*Exercise task*: Rewrite everything from the line containing "Text: 17: 17 bbox=[295, 175, 309, 185]" down to the line containing "Text: 8: 8 bbox=[439, 190, 446, 200]", replacing "device" with "outlet" and leaving all else unchanged.

(Rows from a layout dataset)
○ ○ ○ ○ ○
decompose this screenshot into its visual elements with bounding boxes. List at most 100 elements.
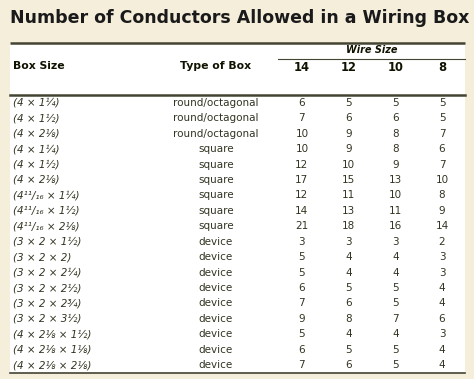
Text: 17: 17 bbox=[295, 175, 309, 185]
Text: 4: 4 bbox=[392, 252, 399, 262]
Text: 14: 14 bbox=[294, 61, 310, 74]
Text: (4 × 1½): (4 × 1½) bbox=[13, 160, 60, 169]
Text: 3: 3 bbox=[299, 237, 305, 247]
Text: 6: 6 bbox=[299, 283, 305, 293]
Text: 13: 13 bbox=[342, 206, 356, 216]
Text: Type of Box: Type of Box bbox=[180, 61, 251, 71]
Text: device: device bbox=[199, 345, 233, 355]
Text: 3: 3 bbox=[439, 329, 446, 339]
Text: 16: 16 bbox=[389, 221, 402, 231]
Text: square: square bbox=[198, 206, 234, 216]
Text: 6: 6 bbox=[439, 314, 446, 324]
Text: 8: 8 bbox=[439, 190, 446, 200]
Text: (4 × 2⅛ × 1⅛): (4 × 2⅛ × 1⅛) bbox=[13, 345, 91, 355]
Text: 21: 21 bbox=[295, 221, 309, 231]
Text: Number of Conductors Allowed in a Wiring Box: Number of Conductors Allowed in a Wiring… bbox=[10, 9, 469, 27]
Text: 7: 7 bbox=[299, 299, 305, 309]
Text: (4 × 1½): (4 × 1½) bbox=[13, 113, 60, 123]
Text: device: device bbox=[199, 283, 233, 293]
Text: square: square bbox=[198, 221, 234, 231]
Text: device: device bbox=[199, 268, 233, 277]
Text: 9: 9 bbox=[439, 206, 446, 216]
Text: 5: 5 bbox=[346, 98, 352, 108]
Text: 9: 9 bbox=[346, 144, 352, 154]
Text: 4: 4 bbox=[392, 268, 399, 277]
Text: device: device bbox=[199, 252, 233, 262]
Text: 5: 5 bbox=[299, 252, 305, 262]
Text: square: square bbox=[198, 160, 234, 169]
Text: 4: 4 bbox=[439, 345, 446, 355]
Text: device: device bbox=[199, 237, 233, 247]
Text: 18: 18 bbox=[342, 221, 356, 231]
Text: 10: 10 bbox=[436, 175, 448, 185]
Text: 6: 6 bbox=[392, 113, 399, 123]
Text: 10: 10 bbox=[295, 144, 309, 154]
Text: 6: 6 bbox=[439, 144, 446, 154]
Text: 5: 5 bbox=[439, 98, 446, 108]
Text: (4 × 1¼): (4 × 1¼) bbox=[13, 98, 60, 108]
Text: (3 × 2 × 1½): (3 × 2 × 1½) bbox=[13, 237, 82, 247]
Text: 6: 6 bbox=[299, 98, 305, 108]
Text: 7: 7 bbox=[299, 113, 305, 123]
Text: 5: 5 bbox=[346, 345, 352, 355]
Text: 10: 10 bbox=[389, 190, 402, 200]
Text: (4¹¹/₁₆ × 1½): (4¹¹/₁₆ × 1½) bbox=[13, 206, 80, 216]
Text: 15: 15 bbox=[342, 175, 356, 185]
Text: 4: 4 bbox=[346, 329, 352, 339]
Text: 4: 4 bbox=[439, 283, 446, 293]
Text: 6: 6 bbox=[346, 299, 352, 309]
Text: (3 × 2 × 2¾): (3 × 2 × 2¾) bbox=[13, 299, 82, 309]
Text: 13: 13 bbox=[389, 175, 402, 185]
Text: 5: 5 bbox=[392, 345, 399, 355]
Text: 7: 7 bbox=[439, 160, 446, 169]
Text: 6: 6 bbox=[346, 113, 352, 123]
Text: 14: 14 bbox=[436, 221, 449, 231]
Text: (4 × 2⅛): (4 × 2⅛) bbox=[13, 175, 60, 185]
Text: round/octagonal: round/octagonal bbox=[173, 128, 259, 139]
Text: device: device bbox=[199, 360, 233, 370]
Text: 5: 5 bbox=[392, 360, 399, 370]
Text: 9: 9 bbox=[346, 128, 352, 139]
Text: 8: 8 bbox=[392, 144, 399, 154]
Text: square: square bbox=[198, 175, 234, 185]
Text: (4 × 2⅛ × 1½): (4 × 2⅛ × 1½) bbox=[13, 329, 91, 339]
Text: 7: 7 bbox=[299, 360, 305, 370]
Text: 5: 5 bbox=[299, 329, 305, 339]
Text: 10: 10 bbox=[388, 61, 403, 74]
Text: (4 × 2⅛ × 2⅛): (4 × 2⅛ × 2⅛) bbox=[13, 360, 91, 370]
Text: Wire Size: Wire Size bbox=[346, 45, 398, 55]
Text: square: square bbox=[198, 190, 234, 200]
Text: 6: 6 bbox=[346, 360, 352, 370]
Text: 11: 11 bbox=[342, 190, 356, 200]
Text: 9: 9 bbox=[392, 160, 399, 169]
Text: (4¹¹/₁₆ × 2⅛): (4¹¹/₁₆ × 2⅛) bbox=[13, 221, 80, 231]
Text: 5: 5 bbox=[346, 283, 352, 293]
Text: 3: 3 bbox=[439, 268, 446, 277]
Text: 7: 7 bbox=[439, 128, 446, 139]
FancyBboxPatch shape bbox=[10, 43, 465, 373]
Text: 8: 8 bbox=[392, 128, 399, 139]
Text: square: square bbox=[198, 144, 234, 154]
Text: (4¹¹/₁₆ × 1¼): (4¹¹/₁₆ × 1¼) bbox=[13, 190, 80, 200]
Text: 12: 12 bbox=[341, 61, 357, 74]
Text: 10: 10 bbox=[295, 128, 309, 139]
Text: 6: 6 bbox=[299, 345, 305, 355]
Text: 5: 5 bbox=[392, 98, 399, 108]
Text: device: device bbox=[199, 314, 233, 324]
Text: 12: 12 bbox=[295, 190, 309, 200]
Text: 3: 3 bbox=[439, 252, 446, 262]
Text: (3 × 2 × 2½): (3 × 2 × 2½) bbox=[13, 283, 82, 293]
Text: round/octagonal: round/octagonal bbox=[173, 98, 259, 108]
Text: device: device bbox=[199, 329, 233, 339]
Text: device: device bbox=[199, 299, 233, 309]
Text: 4: 4 bbox=[346, 268, 352, 277]
Text: 5: 5 bbox=[392, 283, 399, 293]
Text: 4: 4 bbox=[439, 360, 446, 370]
Text: (3 × 2 × 3½): (3 × 2 × 3½) bbox=[13, 314, 82, 324]
Text: (3 × 2 × 2): (3 × 2 × 2) bbox=[13, 252, 72, 262]
Text: 14: 14 bbox=[295, 206, 309, 216]
Text: 3: 3 bbox=[392, 237, 399, 247]
Text: 2: 2 bbox=[439, 237, 446, 247]
Text: 4: 4 bbox=[392, 329, 399, 339]
Text: Box Size: Box Size bbox=[13, 61, 64, 71]
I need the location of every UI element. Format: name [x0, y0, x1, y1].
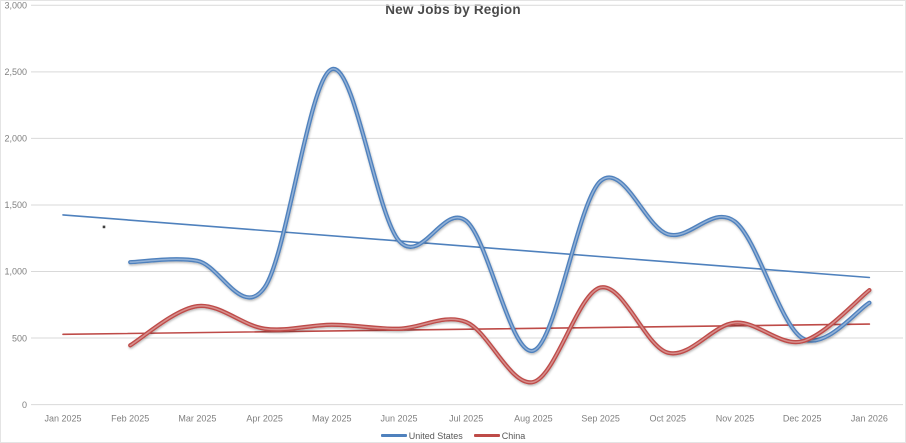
- x-axis-tick-label: Jan 2025: [44, 414, 81, 424]
- legend-swatch-china: [473, 434, 500, 437]
- stray-dot: [102, 225, 106, 229]
- y-axis-tick-label: 3,000: [4, 1, 27, 11]
- gridlines: [31, 4, 903, 406]
- series-line-highlight-united-states: [129, 68, 871, 352]
- x-axis-tick-label: Jul 2025: [449, 414, 483, 424]
- series-lines: [128, 67, 872, 385]
- axis-labels: 0 500 1,000 1,500 2,000 2,500 3,000 Jan 2025 Feb…: [4, 1, 887, 424]
- x-axis-tick-label: Nov 2025: [716, 414, 755, 424]
- annotations: [102, 225, 106, 229]
- x-axis-tick-label: Aug 2025: [514, 414, 553, 424]
- legend-label: United States: [408, 430, 463, 441]
- y-axis-tick-label: 1,500: [4, 200, 27, 210]
- y-axis-tick-label: 500: [12, 333, 27, 343]
- legend-label: China: [501, 430, 526, 441]
- legend: United States China: [1, 429, 905, 442]
- x-axis-tick-label: Feb 2025: [111, 414, 149, 424]
- y-axis-tick-label: 0: [22, 400, 27, 410]
- series-line-highlight-china: [129, 286, 871, 383]
- trendline-china[interactable]: [62, 323, 871, 336]
- x-axis-tick-label: Mar 2025: [178, 414, 216, 424]
- series-line-united-states[interactable]: [128, 67, 872, 353]
- x-axis-tick-label: Oct 2025: [650, 414, 687, 424]
- x-axis-tick-label: Sep 2025: [581, 414, 620, 424]
- legend-swatch-united-states: [380, 434, 407, 437]
- series-line-china[interactable]: [128, 285, 872, 385]
- x-axis-tick-label: Jun 2025: [380, 414, 417, 424]
- y-axis-tick-label: 2,500: [4, 67, 27, 77]
- x-axis-tick-label: Apr 2025: [246, 414, 283, 424]
- trendline-united-states[interactable]: [62, 214, 871, 279]
- x-axis-tick-label: Jan 2026: [851, 414, 888, 424]
- legend-item-china[interactable]: China: [473, 430, 526, 441]
- legend-item-united-states[interactable]: United States: [380, 430, 463, 441]
- x-axis-tick-label: May 2025: [312, 414, 352, 424]
- y-axis-tick-label: 2,000: [4, 134, 27, 144]
- x-axis-tick-label: Dec 2025: [783, 414, 822, 424]
- trendlines: [62, 214, 871, 336]
- y-axis-tick-label: 1,000: [4, 267, 27, 277]
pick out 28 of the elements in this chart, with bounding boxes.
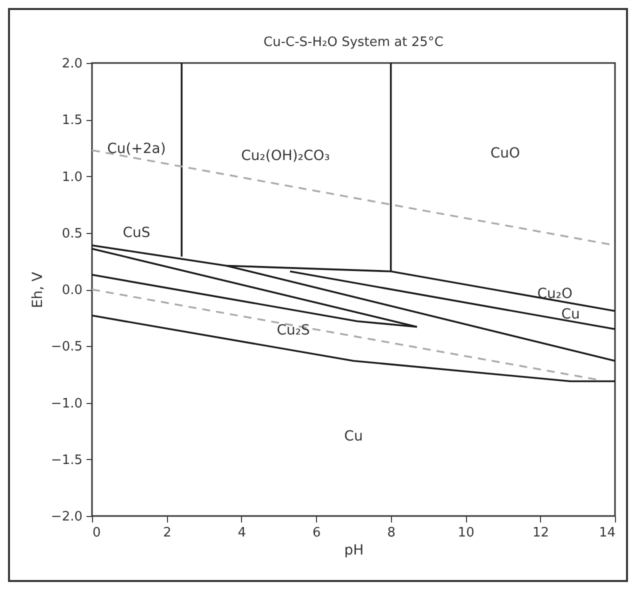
x-tick-label: 14: [598, 526, 616, 540]
annotation: Cu(+2a): [107, 141, 166, 158]
x-tick-label: 8: [387, 526, 396, 540]
annotation: Cu: [561, 306, 580, 322]
annotation: CuS: [122, 224, 150, 241]
x-tick-label: 2: [163, 526, 172, 540]
annotation: Cu₂S: [276, 322, 310, 338]
chart-title: Cu-C-S-H₂O System at 25°C: [264, 35, 444, 50]
x-axis-title: pH: [344, 542, 364, 558]
y-axis-title: Eh, V: [30, 271, 46, 308]
x-tick-label: 4: [238, 526, 246, 540]
y-tick-label: −1.0: [50, 396, 82, 412]
annotation: Cu: [344, 428, 363, 445]
x-tick-label: 0: [92, 526, 101, 540]
annotation: CuO: [490, 146, 520, 162]
x-tick-label: 6: [312, 526, 321, 540]
y-tick-label: 0.0: [62, 283, 82, 298]
y-tick-label: 2.0: [62, 56, 82, 72]
annotation: Cu₂(OH)₂CO₃: [241, 148, 330, 164]
y-tick-label: 0.5: [62, 226, 82, 242]
x-tick-label: 10: [458, 526, 474, 540]
y-tick-label: −1.5: [50, 452, 82, 468]
x-tick-label: 12: [532, 526, 550, 540]
y-tick-label: 1.5: [62, 113, 82, 128]
y-tick-label: 1.0: [62, 170, 82, 185]
annotation: Cu₂O: [537, 286, 572, 302]
y-tick-label: −0.5: [50, 340, 82, 355]
y-tick-label: −2.0: [50, 510, 82, 524]
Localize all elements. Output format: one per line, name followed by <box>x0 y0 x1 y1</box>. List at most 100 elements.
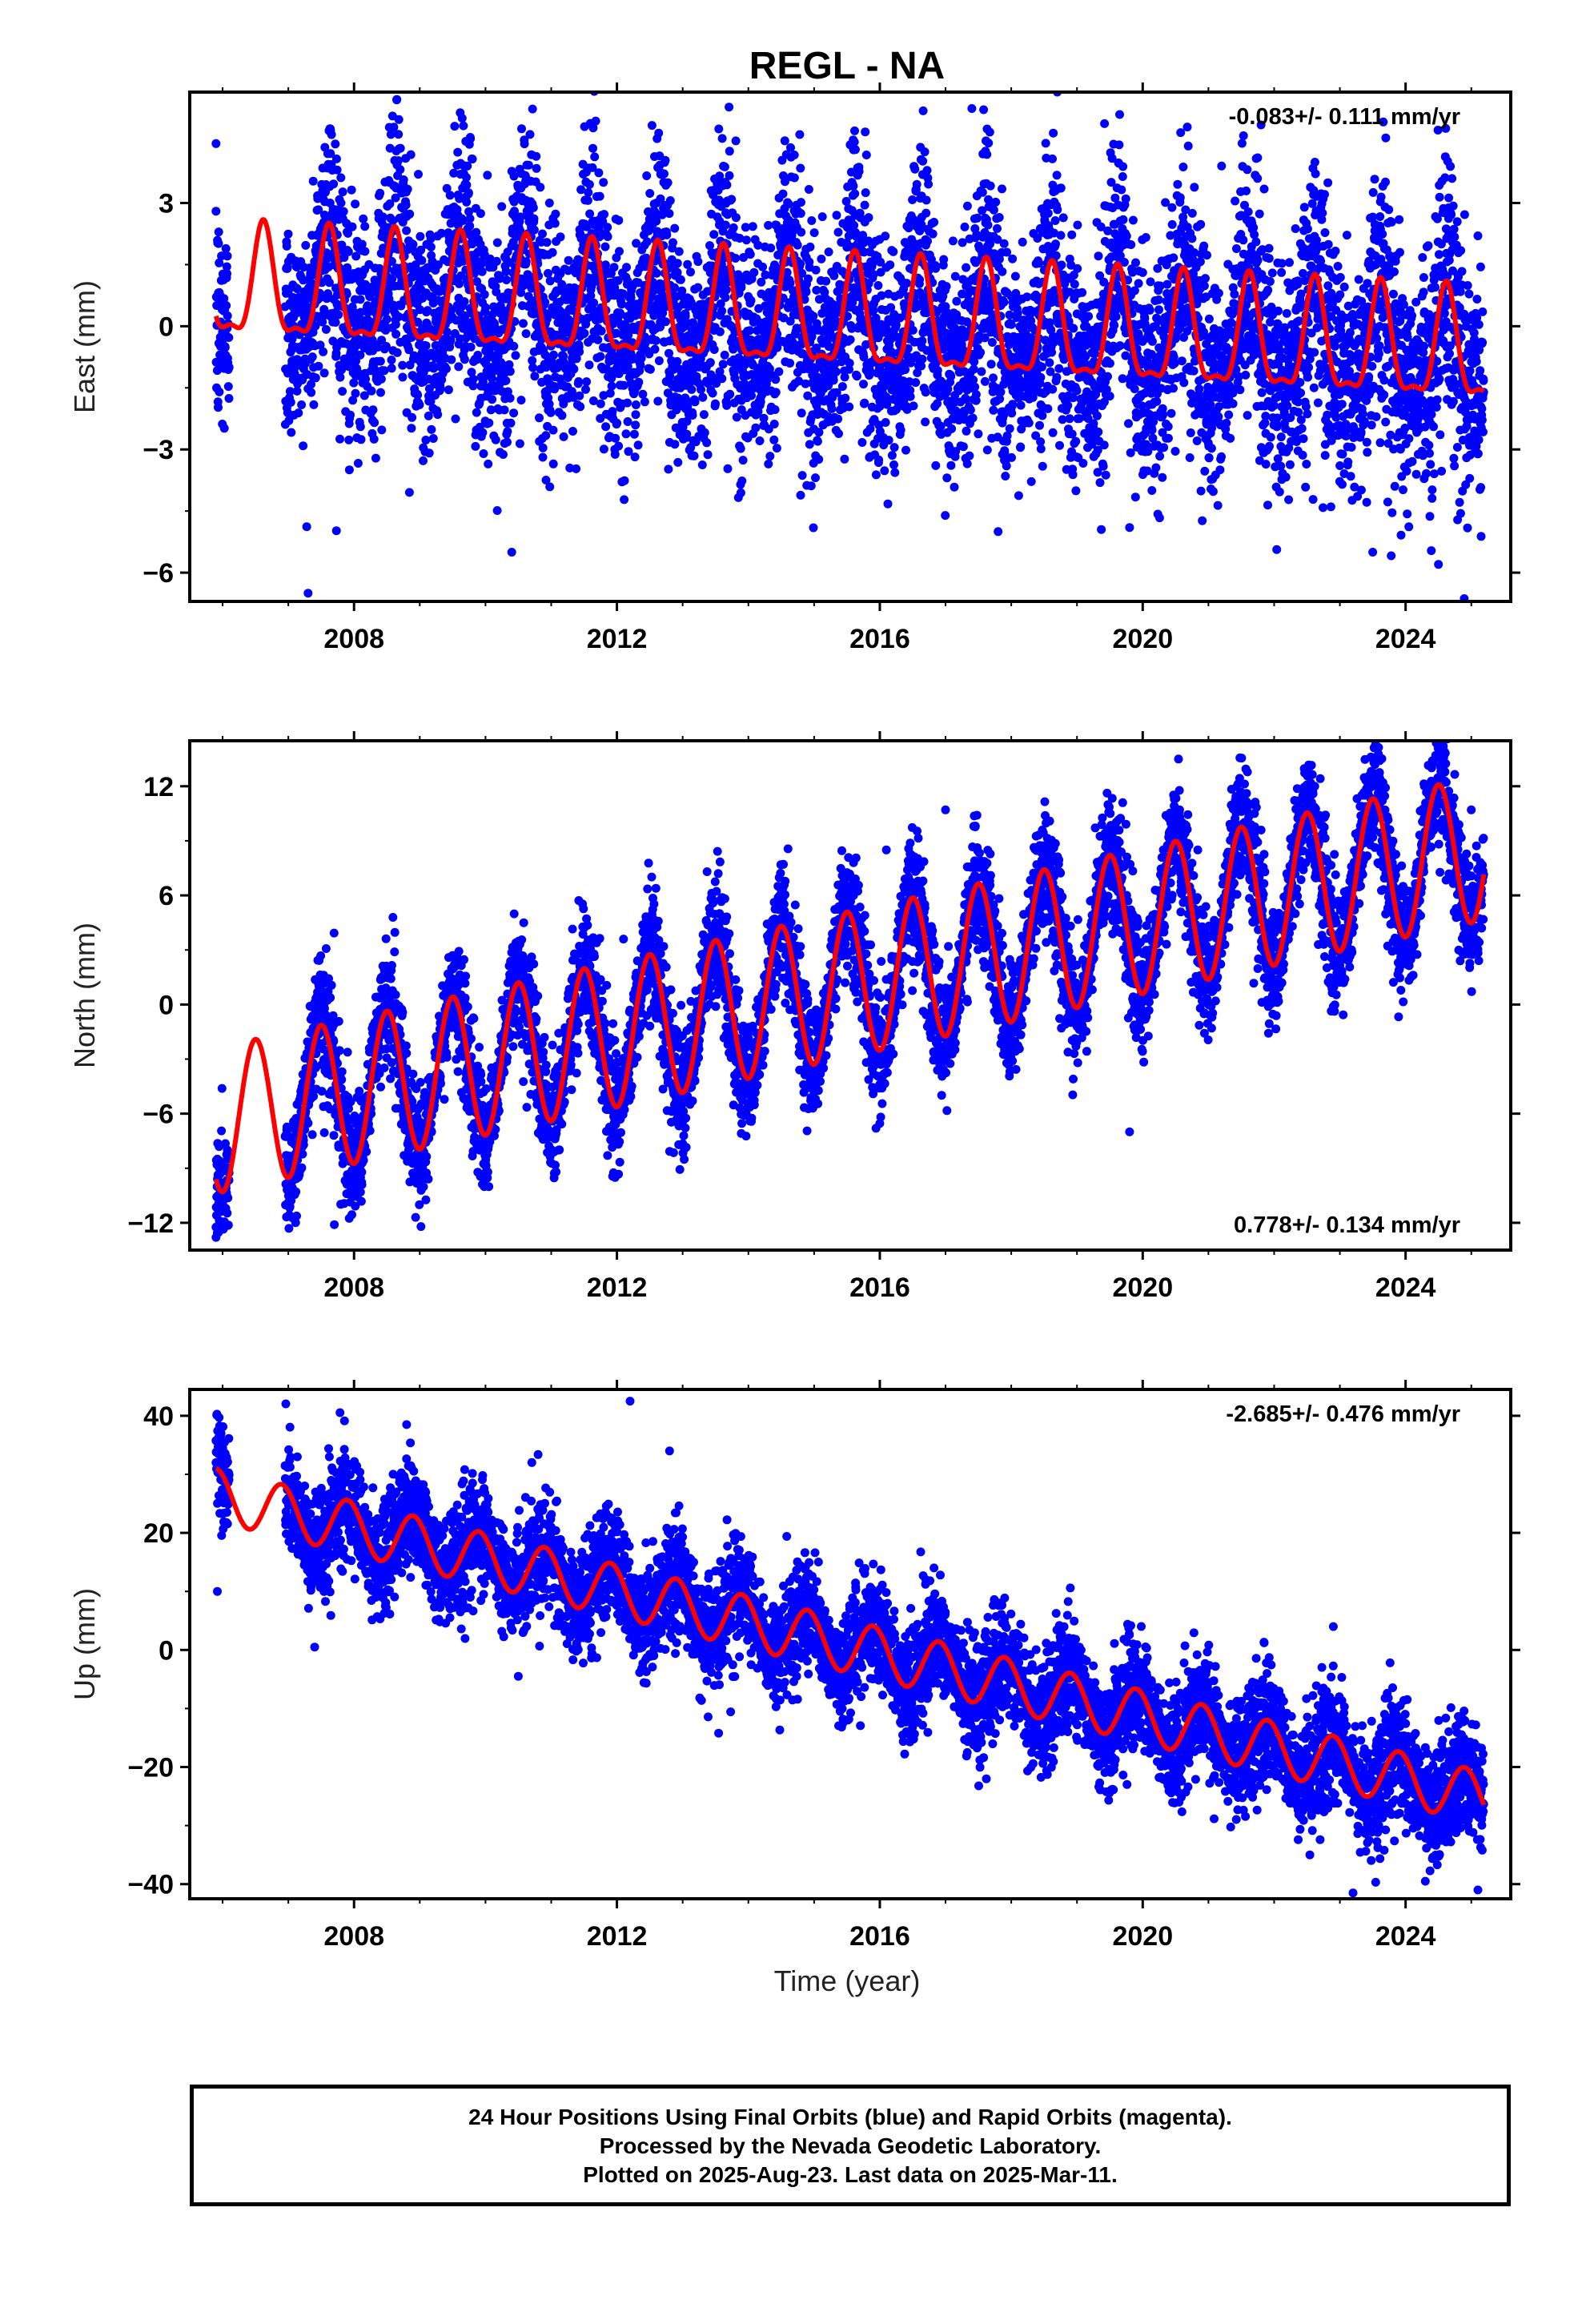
○ ○ ○ ○ ○
*Result*:
Text: 17: 17 bbox=[295, 175, 309, 185]
Text: 4: 4 bbox=[392, 252, 399, 262]
Text: 14: 14 bbox=[294, 61, 310, 74]
Text: (4 × 1½): (4 × 1½) bbox=[13, 160, 60, 169]
Text: 3: 3 bbox=[299, 237, 305, 247]
Text: 6: 6 bbox=[299, 283, 305, 293]
Text: 13: 13 bbox=[342, 206, 356, 216]
Text: Type of Box: Type of Box bbox=[180, 61, 251, 71]
Text: outlet: outlet bbox=[199, 345, 233, 355]
Text: 3: 3 bbox=[439, 329, 446, 339]
Text: 16: 16 bbox=[389, 221, 402, 231]
Text: square: square bbox=[198, 206, 234, 216]
Text: 6: 6 bbox=[439, 314, 446, 324]
Text: 8: 8 bbox=[439, 190, 446, 200]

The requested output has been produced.